"""
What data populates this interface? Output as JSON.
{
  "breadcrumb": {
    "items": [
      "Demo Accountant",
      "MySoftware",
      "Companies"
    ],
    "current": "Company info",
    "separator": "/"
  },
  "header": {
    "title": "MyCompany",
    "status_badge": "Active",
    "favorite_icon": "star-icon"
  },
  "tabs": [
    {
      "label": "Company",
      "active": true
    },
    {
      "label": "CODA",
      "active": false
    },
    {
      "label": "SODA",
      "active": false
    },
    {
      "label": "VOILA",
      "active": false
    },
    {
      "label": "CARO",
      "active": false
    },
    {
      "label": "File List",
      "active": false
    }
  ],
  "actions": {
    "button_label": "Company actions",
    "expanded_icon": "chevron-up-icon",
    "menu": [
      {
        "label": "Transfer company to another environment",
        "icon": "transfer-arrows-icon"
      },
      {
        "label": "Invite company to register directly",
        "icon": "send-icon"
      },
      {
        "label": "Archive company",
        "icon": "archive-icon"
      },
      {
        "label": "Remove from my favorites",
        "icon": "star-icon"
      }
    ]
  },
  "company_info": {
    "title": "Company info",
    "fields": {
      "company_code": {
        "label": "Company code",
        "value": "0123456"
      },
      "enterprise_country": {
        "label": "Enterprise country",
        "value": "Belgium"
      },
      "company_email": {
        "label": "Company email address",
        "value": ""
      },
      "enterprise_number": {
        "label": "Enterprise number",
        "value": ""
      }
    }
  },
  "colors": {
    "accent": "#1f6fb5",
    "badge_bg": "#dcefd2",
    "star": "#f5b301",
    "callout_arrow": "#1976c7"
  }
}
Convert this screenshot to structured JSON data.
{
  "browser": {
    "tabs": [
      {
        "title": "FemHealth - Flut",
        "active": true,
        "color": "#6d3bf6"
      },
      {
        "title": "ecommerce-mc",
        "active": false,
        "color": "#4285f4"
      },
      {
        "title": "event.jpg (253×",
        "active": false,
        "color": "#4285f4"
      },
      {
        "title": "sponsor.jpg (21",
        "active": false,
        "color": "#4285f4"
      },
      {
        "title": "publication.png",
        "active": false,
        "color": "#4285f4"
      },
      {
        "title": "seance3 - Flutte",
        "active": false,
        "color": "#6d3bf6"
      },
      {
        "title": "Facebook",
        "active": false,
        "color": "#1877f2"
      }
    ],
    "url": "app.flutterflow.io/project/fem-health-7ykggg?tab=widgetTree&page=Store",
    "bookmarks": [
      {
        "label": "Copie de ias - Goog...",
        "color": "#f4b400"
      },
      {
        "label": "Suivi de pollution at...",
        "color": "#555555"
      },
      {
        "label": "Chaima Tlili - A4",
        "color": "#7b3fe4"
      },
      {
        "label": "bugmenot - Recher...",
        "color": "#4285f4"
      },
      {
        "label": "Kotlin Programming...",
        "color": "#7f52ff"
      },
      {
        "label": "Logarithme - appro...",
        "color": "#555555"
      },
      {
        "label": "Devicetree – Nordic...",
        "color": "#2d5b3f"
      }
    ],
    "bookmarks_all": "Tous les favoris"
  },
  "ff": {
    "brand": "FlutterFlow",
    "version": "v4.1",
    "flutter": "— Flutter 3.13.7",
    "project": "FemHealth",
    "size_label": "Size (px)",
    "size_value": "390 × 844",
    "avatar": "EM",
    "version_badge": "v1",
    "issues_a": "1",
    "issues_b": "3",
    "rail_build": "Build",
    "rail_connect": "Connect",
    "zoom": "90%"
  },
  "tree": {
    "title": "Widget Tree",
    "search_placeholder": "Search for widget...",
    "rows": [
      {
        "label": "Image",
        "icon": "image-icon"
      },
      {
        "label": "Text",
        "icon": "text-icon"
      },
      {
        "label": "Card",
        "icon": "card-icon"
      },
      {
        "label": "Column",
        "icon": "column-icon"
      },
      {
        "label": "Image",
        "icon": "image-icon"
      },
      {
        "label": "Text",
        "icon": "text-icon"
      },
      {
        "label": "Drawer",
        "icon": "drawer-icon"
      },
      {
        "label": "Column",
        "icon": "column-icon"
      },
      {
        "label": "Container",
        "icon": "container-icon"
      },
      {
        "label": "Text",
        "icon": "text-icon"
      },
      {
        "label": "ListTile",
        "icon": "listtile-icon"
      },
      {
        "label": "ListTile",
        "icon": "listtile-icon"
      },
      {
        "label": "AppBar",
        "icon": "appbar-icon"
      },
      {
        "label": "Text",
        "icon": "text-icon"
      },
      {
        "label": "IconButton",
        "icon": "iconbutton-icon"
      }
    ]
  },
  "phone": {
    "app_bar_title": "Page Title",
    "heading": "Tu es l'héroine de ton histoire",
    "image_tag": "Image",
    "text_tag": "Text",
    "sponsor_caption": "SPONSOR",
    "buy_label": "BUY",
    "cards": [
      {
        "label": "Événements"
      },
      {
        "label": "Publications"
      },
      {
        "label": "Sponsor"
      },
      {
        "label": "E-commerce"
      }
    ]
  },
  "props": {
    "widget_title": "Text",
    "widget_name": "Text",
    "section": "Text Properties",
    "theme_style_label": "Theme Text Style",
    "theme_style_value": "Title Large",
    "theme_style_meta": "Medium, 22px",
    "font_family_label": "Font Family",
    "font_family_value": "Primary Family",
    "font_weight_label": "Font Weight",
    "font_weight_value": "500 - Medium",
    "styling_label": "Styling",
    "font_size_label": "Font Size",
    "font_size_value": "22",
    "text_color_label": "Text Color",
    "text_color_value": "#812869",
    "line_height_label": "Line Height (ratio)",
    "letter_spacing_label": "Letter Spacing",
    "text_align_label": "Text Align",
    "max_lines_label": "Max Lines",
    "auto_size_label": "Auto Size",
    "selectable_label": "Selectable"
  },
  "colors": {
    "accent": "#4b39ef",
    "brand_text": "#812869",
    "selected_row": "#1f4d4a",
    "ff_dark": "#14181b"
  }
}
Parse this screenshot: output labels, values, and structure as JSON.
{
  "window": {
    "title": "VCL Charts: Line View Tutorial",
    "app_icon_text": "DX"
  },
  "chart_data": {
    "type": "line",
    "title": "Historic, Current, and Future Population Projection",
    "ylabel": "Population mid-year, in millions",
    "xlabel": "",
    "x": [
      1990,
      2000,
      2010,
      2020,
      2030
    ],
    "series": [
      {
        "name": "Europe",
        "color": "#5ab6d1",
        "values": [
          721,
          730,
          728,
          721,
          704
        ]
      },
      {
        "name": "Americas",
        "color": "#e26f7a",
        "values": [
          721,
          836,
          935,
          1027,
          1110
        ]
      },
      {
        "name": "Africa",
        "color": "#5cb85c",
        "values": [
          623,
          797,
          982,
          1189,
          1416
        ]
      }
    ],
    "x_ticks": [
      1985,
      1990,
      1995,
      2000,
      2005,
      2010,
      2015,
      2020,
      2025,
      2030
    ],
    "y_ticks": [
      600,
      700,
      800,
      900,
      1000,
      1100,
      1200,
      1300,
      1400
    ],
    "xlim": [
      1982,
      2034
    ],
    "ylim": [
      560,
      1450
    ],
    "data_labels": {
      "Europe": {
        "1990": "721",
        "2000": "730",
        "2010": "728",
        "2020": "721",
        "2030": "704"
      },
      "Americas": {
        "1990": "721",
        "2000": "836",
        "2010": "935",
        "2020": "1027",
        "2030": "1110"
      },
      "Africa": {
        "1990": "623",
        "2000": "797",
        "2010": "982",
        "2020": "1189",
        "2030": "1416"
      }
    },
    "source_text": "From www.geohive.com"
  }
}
"""
→ **EXERCISE BRIEF**
Write out every entry exactly as given.

→ **ANSWER IN FULL**
What data populates this interface? Output as JSON.
{
  "breadcrumb": {
    "items": [
      "Demo Accountant",
      "MySoftware",
      "Companies"
    ],
    "current": "Company info",
    "separator": "/"
  },
  "header": {
    "title": "MyCompany",
    "status_badge": "Active",
    "favorite_icon": "star-icon"
  },
  "tabs": [
    {
      "label": "Company",
      "active": true
    },
    {
      "label": "CODA",
      "active": false
    },
    {
      "label": "SODA",
      "active": false
    },
    {
      "label": "VOILA",
      "active": false
    },
    {
      "label": "CARO",
      "active": false
    },
    {
      "label": "File List",
      "active": false
    }
  ],
  "actions": {
    "button_label": "Company actions",
    "expanded_icon": "chevron-up-icon",
    "menu": [
      {
        "label": "Transfer company to another environment",
        "icon": "transfer-arrows-icon"
      },
      {
        "label": "Invite company to register directly",
        "icon": "send-icon"
      },
      {
        "label": "Archive company",
        "icon": "archive-icon"
      },
      {
        "label": "Remove from my favorites",
        "icon": "star-icon"
      }
    ]
  },
  "company_info": {
    "title": "Company info",
    "fields": {
      "company_code": {
        "label": "Company code",
        "value": "0123456"
      },
      "enterprise_country": {
        "label": "Enterprise country",
        "value": "Belgium"
      },
      "company_email": {
        "label": "Company email address",
        "value": ""
      },
      "enterprise_number": {
        "label": "Enterprise number",
        "value": ""
      }
    }
  },
  "colors": {
    "accent": "#1f6fb5",
    "badge_bg": "#dcefd2",
    "star": "#f5b301",
    "callout_arrow": "#1976c7"
  }
}
Convert this screenshot to structured JSON data.
{
  "browser": {
    "tabs": [
      {
        "title": "FemHealth - Flut",
        "active": true,
        "color": "#6d3bf6"
      },
      {
        "title": "ecommerce-mc",
        "active": false,
        "color": "#4285f4"
      },
      {
        "title": "event.jpg (253×",
        "active": false,
        "color": "#4285f4"
      },
      {
        "title": "sponsor.jpg (21",
        "active": false,
        "color": "#4285f4"
      },
      {
        "title": "publication.png",
        "active": false,
        "color": "#4285f4"
      },
      {
        "title": "seance3 - Flutte",
        "active": false,
        "color": "#6d3bf6"
      },
      {
        "title": "Facebook",
        "active": false,
        "color": "#1877f2"
      }
    ],
    "url": "app.flutterflow.io/project/fem-health-7ykggg?tab=widgetTree&page=Store",
    "bookmarks": [
      {
        "label": "Copie de ias - Goog...",
        "color": "#f4b400"
      },
      {
        "label": "Suivi de pollution at...",
        "color": "#555555"
      },
      {
        "label": "Chaima Tlili - A4",
        "color": "#7b3fe4"
      },
      {
        "label": "bugmenot - Recher...",
        "color": "#4285f4"
      },
      {
        "label": "Kotlin Programming...",
        "color": "#7f52ff"
      },
      {
        "label": "Logarithme - appro...",
        "color": "#555555"
      },
      {
        "label": "Devicetree – Nordic...",
        "color": "#2d5b3f"
      }
    ],
    "bookmarks_all": "Tous les favoris"
  },
  "ff": {
    "brand": "FlutterFlow",
    "version": "v4.1",
    "flutter": "— Flutter 3.13.7",
    "project": "FemHealth",
    "size_label": "Size (px)",
    "size_value": "390 × 844",
    "avatar": "EM",
    "version_badge": "v1",
    "issues_a": "1",
    "issues_b": "3",
    "rail_build": "Build",
    "rail_connect": "Connect",
    "zoom": "90%"
  },
  "tree": {
    "title": "Widget Tree",
    "search_placeholder": "Search for widget...",
    "rows": [
      {
        "label": "Image",
        "icon": "image-icon"
      },
      {
        "label": "Text",
        "icon": "text-icon"
      },
      {
        "label": "Card",
        "icon": "card-icon"
      },
      {
        "label": "Column",
        "icon": "column-icon"
      },
      {
        "label": "Image",
        "icon": "image-icon"
      },
      {
        "label": "Text",
        "icon": "text-icon"
      },
      {
        "label": "Drawer",
        "icon": "drawer-icon"
      },
      {
        "label": "Column",
        "icon": "column-icon"
      },
      {
        "label": "Container",
        "icon": "container-icon"
      },
      {
        "label": "Text",
        "icon": "text-icon"
      },
      {
        "label": "ListTile",
        "icon": "listtile-icon"
      },
      {
        "label": "ListTile",
        "icon": "listtile-icon"
      },
      {
        "label": "AppBar",
        "icon": "appbar-icon"
      },
      {
        "label": "Text",
        "icon": "text-icon"
      },
      {
        "label": "IconButton",
        "icon": "iconbutton-icon"
      }
    ]
  },
  "phone": {
    "app_bar_title": "Page Title",
    "heading": "Tu es l'héroine de ton histoire",
    "image_tag": "Image",
    "text_tag": "Text",
    "sponsor_caption": "SPONSOR",
    "buy_label": "BUY",
    "cards": [
      {
        "label": "Événements"
      },
      {
        "label": "Publications"
      },
      {
        "label": "Sponsor"
      },
      {
        "label": "E-commerce"
      }
    ]
  },
  "props": {
    "widget_title": "Text",
    "widget_name": "Text",
    "section": "Text Properties",
    "theme_style_label": "Theme Text Style",
    "theme_style_value": "Title Large",
    "theme_style_meta": "Medium, 22px",
    "font_family_label": "Font Family",
    "font_family_value": "Primary Family",
    "font_weight_label": "Font Weight",
    "font_weight_value": "500 - Medium",
    "styling_label": "Styling",
    "font_size_label": "Font Size",
    "font_size_value": "22",
    "text_color_label": "Text Color",
    "text_color_value": "#812869",
    "line_height_label": "Line Height (ratio)",
    "letter_spacing_label": "Letter Spacing",
    "text_align_label": "Text Align",
    "max_lines_label": "Max Lines",
    "auto_size_label": "Auto Size",
    "selectable_label": "Selectable"
  },
  "colors": {
    "accent": "#4b39ef",
    "brand_text": "#812869",
    "selected_row": "#1f4d4a",
    "ff_dark": "#14181b"
  }
}
Parse this screenshot: output labels, values, and structure as JSON.
{
  "window": {
    "title": "VCL Charts: Line View Tutorial",
    "app_icon_text": "DX"
  },
  "chart_data": {
    "type": "line",
    "title": "Historic, Current, and Future Population Projection",
    "ylabel": "Population mid-year, in millions",
    "xlabel": "",
    "x": [
      1990,
      2000,
      2010,
      2020,
      2030
    ],
    "series": [
      {
        "name": "Europe",
        "color": "#5ab6d1",
        "values": [
          721,
          730,
          728,
          721,
          704
        ]
      },
      {
        "name": "Americas",
        "color": "#e26f7a",
        "values": [
          721,
          836,
          935,
          1027,
          1110
        ]
      },
      {
        "name": "Africa",
        "color": "#5cb85c",
        "values": [
          623,
          797,
          982,
          1189,
          1416
        ]
      }
    ],
    "x_ticks": [
      1985,
      1990,
      1995,
      2000,
      2005,
      2010,
      2015,
      2020,
      2025,
      2030
    ],
    "y_ticks": [
      600,
      700,
      800,
      900,
      1000,
      1100,
      1200,
      1300,
      1400
    ],
    "xlim": [
      1982,
      2034
    ],
    "ylim": [
      560,
      1450
    ],
    "data_labels": {
      "Europe": {
        "1990": "721",
        "2000": "730",
        "2010": "728",
        "2020": "721",
        "2030": "704"
      },
      "Americas": {
        "1990": "721",
        "2000": "836",
        "2010": "935",
        "2020": "1027",
        "2030": "1110"
      },
      "Africa": {
        "1990": "623",
        "2000": "797",
        "2010": "982",
        "2020": "1189",
        "2030": "1416"
      }
    },
    "source_text": "From www.geohive.com"
  }
}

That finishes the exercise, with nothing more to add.